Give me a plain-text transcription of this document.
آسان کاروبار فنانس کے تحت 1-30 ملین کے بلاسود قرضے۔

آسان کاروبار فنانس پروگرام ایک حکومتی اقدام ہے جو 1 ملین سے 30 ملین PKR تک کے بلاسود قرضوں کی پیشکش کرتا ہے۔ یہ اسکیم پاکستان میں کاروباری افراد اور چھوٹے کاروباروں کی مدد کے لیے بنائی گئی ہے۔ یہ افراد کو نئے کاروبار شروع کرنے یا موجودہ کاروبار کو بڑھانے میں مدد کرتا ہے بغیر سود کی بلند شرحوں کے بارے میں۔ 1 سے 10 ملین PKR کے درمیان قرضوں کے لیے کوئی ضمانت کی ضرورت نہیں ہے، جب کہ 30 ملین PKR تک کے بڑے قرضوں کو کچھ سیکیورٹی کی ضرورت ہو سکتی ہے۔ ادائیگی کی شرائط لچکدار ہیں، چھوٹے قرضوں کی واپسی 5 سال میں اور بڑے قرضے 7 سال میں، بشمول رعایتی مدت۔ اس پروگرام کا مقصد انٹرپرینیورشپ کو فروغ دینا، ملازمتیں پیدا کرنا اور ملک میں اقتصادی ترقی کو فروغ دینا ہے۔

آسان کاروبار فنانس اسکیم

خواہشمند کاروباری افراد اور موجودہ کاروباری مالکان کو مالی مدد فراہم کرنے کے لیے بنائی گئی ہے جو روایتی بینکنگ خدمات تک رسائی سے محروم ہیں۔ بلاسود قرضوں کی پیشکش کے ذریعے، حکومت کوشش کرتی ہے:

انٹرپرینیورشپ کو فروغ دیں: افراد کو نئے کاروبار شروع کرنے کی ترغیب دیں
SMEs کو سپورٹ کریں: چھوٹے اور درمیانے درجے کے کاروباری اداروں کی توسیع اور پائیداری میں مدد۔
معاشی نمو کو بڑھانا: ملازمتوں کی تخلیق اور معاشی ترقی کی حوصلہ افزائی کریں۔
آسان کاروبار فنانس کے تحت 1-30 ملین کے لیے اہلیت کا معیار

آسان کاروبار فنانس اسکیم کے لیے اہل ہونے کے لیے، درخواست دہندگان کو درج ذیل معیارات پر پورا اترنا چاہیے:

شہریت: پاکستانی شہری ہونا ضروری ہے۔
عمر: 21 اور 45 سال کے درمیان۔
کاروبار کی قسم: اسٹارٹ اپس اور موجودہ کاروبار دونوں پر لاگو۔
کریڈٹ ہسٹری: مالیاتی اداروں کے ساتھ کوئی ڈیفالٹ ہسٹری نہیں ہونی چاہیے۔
====
**TASK PROMPT**
Transcribe all the entries, keeping each one exactly as it is.

**THE COMPLETED TASK**
Give me a plain-text transcription of this document.
آسان کاروبار فنانس کے تحت 1-30 ملین کے بلاسود قرضے۔

آسان کاروبار فنانس پروگرام ایک حکومتی اقدام ہے جو 1 ملین سے 30 ملین PKR تک کے بلاسود قرضوں کی پیشکش کرتا ہے۔ یہ اسکیم پاکستان میں کاروباری افراد اور چھوٹے کاروباروں کی مدد کے لیے بنائی گئی ہے۔ یہ افراد کو نئے کاروبار شروع کرنے یا موجودہ کاروبار کو بڑھانے میں مدد کرتا ہے بغیر سود کی بلند شرحوں کے بارے میں۔ 1 سے 10 ملین PKR کے درمیان قرضوں کے لیے کوئی ضمانت کی ضرورت نہیں ہے، جب کہ 30 ملین PKR تک کے بڑے قرضوں کو کچھ سیکیورٹی کی ضرورت ہو سکتی ہے۔ ادائیگی کی شرائط لچکدار ہیں، چھوٹے قرضوں کی واپسی 5 سال میں اور بڑے قرضے 7 سال میں، بشمول رعایتی مدت۔ اس پروگرام کا مقصد انٹرپرینیورشپ کو فروغ دینا، ملازمتیں پیدا کرنا اور ملک میں اقتصادی ترقی کو فروغ دینا ہے۔

آسان کاروبار فنانس اسکیم

خواہشمند کاروباری افراد اور موجودہ کاروباری مالکان کو مالی مدد فراہم کرنے کے لیے بنائی گئی ہے جو روایتی بینکنگ خدمات تک رسائی سے محروم ہیں۔ بلاسود قرضوں کی پیشکش کے ذریعے، حکومت کوشش کرتی ہے:

انٹرپرینیورشپ کو فروغ دیں: افراد کو نئے کاروبار شروع کرنے کی ترغیب دیں
SMEs کو سپورٹ کریں: چھوٹے اور درمیانے درجے کے کاروباری اداروں کی توسیع اور پائیداری میں مدد۔
معاشی نمو کو بڑھانا: ملازمتوں کی تخلیق اور معاشی ترقی کی حوصلہ افزائی کریں۔
آسان کاروبار فنانس کے تحت 1-30 ملین کے لیے اہلیت کا معیار

آسان کاروبار فنانس اسکیم کے لیے اہل ہونے کے لیے، درخواست دہندگان کو درج ذیل معیارات پر پورا اترنا چاہیے:

شہریت: پاکستانی شہری ہونا ضروری ہے۔
عمر: 21 اور 45 سال کے درمیان۔
کاروبار کی قسم: اسٹارٹ اپس اور موجودہ کاروبار دونوں پر لاگو۔
کریڈٹ ہسٹری: مالیاتی اداروں کے ساتھ کوئی ڈیفالٹ ہسٹری نہیں ہونی چاہیے۔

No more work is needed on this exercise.